### Prompt
Reproduce the records below exactly as they appear.

### Provided information
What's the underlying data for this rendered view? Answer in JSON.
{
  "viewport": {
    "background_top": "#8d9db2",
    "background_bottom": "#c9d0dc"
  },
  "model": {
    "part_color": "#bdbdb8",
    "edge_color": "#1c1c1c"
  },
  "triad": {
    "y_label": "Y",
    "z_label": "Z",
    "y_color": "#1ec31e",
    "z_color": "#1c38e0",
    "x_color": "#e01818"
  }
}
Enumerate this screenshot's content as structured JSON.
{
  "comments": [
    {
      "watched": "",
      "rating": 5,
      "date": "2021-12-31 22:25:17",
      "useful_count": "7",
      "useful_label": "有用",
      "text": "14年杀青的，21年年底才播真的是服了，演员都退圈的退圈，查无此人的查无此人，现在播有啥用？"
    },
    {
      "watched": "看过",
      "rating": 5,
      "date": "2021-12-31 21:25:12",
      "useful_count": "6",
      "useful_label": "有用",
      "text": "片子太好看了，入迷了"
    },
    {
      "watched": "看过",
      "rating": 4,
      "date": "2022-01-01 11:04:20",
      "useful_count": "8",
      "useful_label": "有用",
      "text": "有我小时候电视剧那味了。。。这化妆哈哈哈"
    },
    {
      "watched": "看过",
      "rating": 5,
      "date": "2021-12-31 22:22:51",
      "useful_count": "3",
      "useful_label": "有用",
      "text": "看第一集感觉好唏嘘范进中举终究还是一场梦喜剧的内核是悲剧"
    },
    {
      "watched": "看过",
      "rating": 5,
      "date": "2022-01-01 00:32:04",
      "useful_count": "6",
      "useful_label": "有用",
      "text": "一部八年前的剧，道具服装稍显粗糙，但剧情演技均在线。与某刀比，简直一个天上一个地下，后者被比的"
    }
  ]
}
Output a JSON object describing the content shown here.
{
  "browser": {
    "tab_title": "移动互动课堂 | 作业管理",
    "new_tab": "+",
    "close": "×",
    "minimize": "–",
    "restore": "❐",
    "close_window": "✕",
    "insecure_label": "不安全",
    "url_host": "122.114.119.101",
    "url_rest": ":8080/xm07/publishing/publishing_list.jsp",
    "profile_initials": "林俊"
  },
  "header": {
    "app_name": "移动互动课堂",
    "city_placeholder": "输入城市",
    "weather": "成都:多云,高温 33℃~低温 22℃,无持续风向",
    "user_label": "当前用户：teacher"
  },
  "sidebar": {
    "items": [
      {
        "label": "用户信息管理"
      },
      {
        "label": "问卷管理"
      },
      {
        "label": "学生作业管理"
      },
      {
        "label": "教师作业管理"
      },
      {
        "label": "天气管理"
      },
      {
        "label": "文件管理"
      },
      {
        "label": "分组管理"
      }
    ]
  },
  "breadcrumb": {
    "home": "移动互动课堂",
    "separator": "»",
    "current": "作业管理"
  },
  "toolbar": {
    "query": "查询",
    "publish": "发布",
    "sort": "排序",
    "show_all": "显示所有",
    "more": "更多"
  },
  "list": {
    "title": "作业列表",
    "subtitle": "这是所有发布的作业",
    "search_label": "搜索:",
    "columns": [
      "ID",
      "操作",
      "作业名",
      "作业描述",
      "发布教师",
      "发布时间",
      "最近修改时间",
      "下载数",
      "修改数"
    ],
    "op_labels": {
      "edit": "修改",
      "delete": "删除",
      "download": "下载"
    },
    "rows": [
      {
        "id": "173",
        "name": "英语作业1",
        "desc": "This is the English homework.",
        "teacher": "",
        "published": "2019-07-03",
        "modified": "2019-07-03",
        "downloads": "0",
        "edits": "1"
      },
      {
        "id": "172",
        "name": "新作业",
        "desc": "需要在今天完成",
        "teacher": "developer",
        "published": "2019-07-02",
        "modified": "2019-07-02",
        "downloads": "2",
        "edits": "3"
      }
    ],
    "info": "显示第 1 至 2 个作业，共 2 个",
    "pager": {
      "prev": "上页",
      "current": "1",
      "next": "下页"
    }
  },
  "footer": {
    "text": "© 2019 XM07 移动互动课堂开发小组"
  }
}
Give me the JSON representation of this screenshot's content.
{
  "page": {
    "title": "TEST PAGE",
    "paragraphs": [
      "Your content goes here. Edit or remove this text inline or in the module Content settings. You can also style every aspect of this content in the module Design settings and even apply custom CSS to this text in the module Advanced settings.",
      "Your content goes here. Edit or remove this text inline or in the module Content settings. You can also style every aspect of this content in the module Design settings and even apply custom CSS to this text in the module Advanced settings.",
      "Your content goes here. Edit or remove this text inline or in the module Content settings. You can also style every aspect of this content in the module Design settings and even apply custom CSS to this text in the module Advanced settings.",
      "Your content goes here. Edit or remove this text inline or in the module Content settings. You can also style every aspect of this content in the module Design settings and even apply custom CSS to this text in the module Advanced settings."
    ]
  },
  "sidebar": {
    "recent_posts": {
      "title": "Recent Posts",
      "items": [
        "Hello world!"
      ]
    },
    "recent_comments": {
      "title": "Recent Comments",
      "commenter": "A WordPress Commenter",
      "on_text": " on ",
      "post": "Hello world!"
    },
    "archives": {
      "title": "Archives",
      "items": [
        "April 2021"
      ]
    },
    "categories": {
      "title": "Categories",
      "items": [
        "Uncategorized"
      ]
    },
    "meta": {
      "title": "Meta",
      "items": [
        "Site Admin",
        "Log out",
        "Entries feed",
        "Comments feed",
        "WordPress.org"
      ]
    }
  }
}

### Solution to this task
What's the underlying data for this rendered view? Answer in JSON.
{
  "viewport": {
    "background_top": "#8d9db2",
    "background_bottom": "#c9d0dc"
  },
  "model": {
    "part_color": "#bdbdb8",
    "edge_color": "#1c1c1c"
  },
  "triad": {
    "y_label": "Y",
    "z_label": "Z",
    "y_color": "#1ec31e",
    "z_color": "#1c38e0",
    "x_color": "#e01818"
  }
}
Enumerate this screenshot's content as structured JSON.
{
  "comments": [
    {
      "watched": "",
      "rating": 5,
      "date": "2021-12-31 22:25:17",
      "useful_count": "7",
      "useful_label": "有用",
      "text": "14年杀青的，21年年底才播真的是服了，演员都退圈的退圈，查无此人的查无此人，现在播有啥用？"
    },
    {
      "watched": "看过",
      "rating": 5,
      "date": "2021-12-31 21:25:12",
      "useful_count": "6",
      "useful_label": "有用",
      "text": "片子太好看了，入迷了"
    },
    {
      "watched": "看过",
      "rating": 4,
      "date": "2022-01-01 11:04:20",
      "useful_count": "8",
      "useful_label": "有用",
      "text": "有我小时候电视剧那味了。。。这化妆哈哈哈"
    },
    {
      "watched": "看过",
      "rating": 5,
      "date": "2021-12-31 22:22:51",
      "useful_count": "3",
      "useful_label": "有用",
      "text": "看第一集感觉好唏嘘范进中举终究还是一场梦喜剧的内核是悲剧"
    },
    {
      "watched": "看过",
      "rating": 5,
      "date": "2022-01-01 00:32:04",
      "useful_count": "6",
      "useful_label": "有用",
      "text": "一部八年前的剧，道具服装稍显粗糙，但剧情演技均在线。与某刀比，简直一个天上一个地下，后者被比的"
    }
  ]
}
Output a JSON object describing the content shown here.
{
  "browser": {
    "tab_title": "移动互动课堂 | 作业管理",
    "new_tab": "+",
    "close": "×",
    "minimize": "–",
    "restore": "❐",
    "close_window": "✕",
    "insecure_label": "不安全",
    "url_host": "122.114.119.101",
    "url_rest": ":8080/xm07/publishing/publishing_list.jsp",
    "profile_initials": "林俊"
  },
  "header": {
    "app_name": "移动互动课堂",
    "city_placeholder": "输入城市",
    "weather": "成都:多云,高温 33℃~低温 22℃,无持续风向",
    "user_label": "当前用户：teacher"
  },
  "sidebar": {
    "items": [
      {
        "label": "用户信息管理"
      },
      {
        "label": "问卷管理"
      },
      {
        "label": "学生作业管理"
      },
      {
        "label": "教师作业管理"
      },
      {
        "label": "天气管理"
      },
      {
        "label": "文件管理"
      },
      {
        "label": "分组管理"
      }
    ]
  },
  "breadcrumb": {
    "home": "移动互动课堂",
    "separator": "»",
    "current": "作业管理"
  },
  "toolbar": {
    "query": "查询",
    "publish": "发布",
    "sort": "排序",
    "show_all": "显示所有",
    "more": "更多"
  },
  "list": {
    "title": "作业列表",
    "subtitle": "这是所有发布的作业",
    "search_label": "搜索:",
    "columns": [
      "ID",
      "操作",
      "作业名",
      "作业描述",
      "发布教师",
      "发布时间",
      "最近修改时间",
      "下载数",
      "修改数"
    ],
    "op_labels": {
      "edit": "修改",
      "delete": "删除",
      "download": "下载"
    },
    "rows": [
      {
        "id": "173",
        "name": "英语作业1",
        "desc": "This is the English homework.",
        "teacher": "",
        "published": "2019-07-03",
        "modified": "2019-07-03",
        "downloads": "0",
        "edits": "1"
      },
      {
        "id": "172",
        "name": "新作业",
        "desc": "需要在今天完成",
        "teacher": "developer",
        "published": "2019-07-02",
        "modified": "2019-07-02",
        "downloads": "2",
        "edits": "3"
      }
    ],
    "info": "显示第 1 至 2 个作业，共 2 个",
    "pager": {
      "prev": "上页",
      "current": "1",
      "next": "下页"
    }
  },
  "footer": {
    "text": "© 2019 XM07 移动互动课堂开发小组"
  }
}
Give me the JSON representation of this screenshot's content.
{
  "page": {
    "title": "TEST PAGE",
    "paragraphs": [
      "Your content goes here. Edit or remove this text inline or in the module Content settings. You can also style every aspect of this content in the module Design settings and even apply custom CSS to this text in the module Advanced settings.",
      "Your content goes here. Edit or remove this text inline or in the module Content settings. You can also style every aspect of this content in the module Design settings and even apply custom CSS to this text in the module Advanced settings.",
      "Your content goes here. Edit or remove this text inline or in the module Content settings. You can also style every aspect of this content in the module Design settings and even apply custom CSS to this text in the module Advanced settings.",
      "Your content goes here. Edit or remove this text inline or in the module Content settings. You can also style every aspect of this content in the module Design settings and even apply custom CSS to this text in the module Advanced settings."
    ]
  },
  "sidebar": {
    "recent_posts": {
      "title": "Recent Posts",
      "items": [
        "Hello world!"
      ]
    },
    "recent_comments": {
      "title": "Recent Comments",
      "commenter": "A WordPress Commenter",
      "on_text": " on ",
      "post": "Hello world!"
    },
    "archives": {
      "title": "Archives",
      "items": [
        "April 2021"
      ]
    },
    "categories": {
      "title": "Categories",
      "items": [
        "Uncategorized"
      ]
    },
    "meta": {
      "title": "Meta",
      "items": [
        "Site Admin",
        "Log out",
        "Entries feed",
        "Comments feed",
        "WordPress.org"
      ]
    }
  }
}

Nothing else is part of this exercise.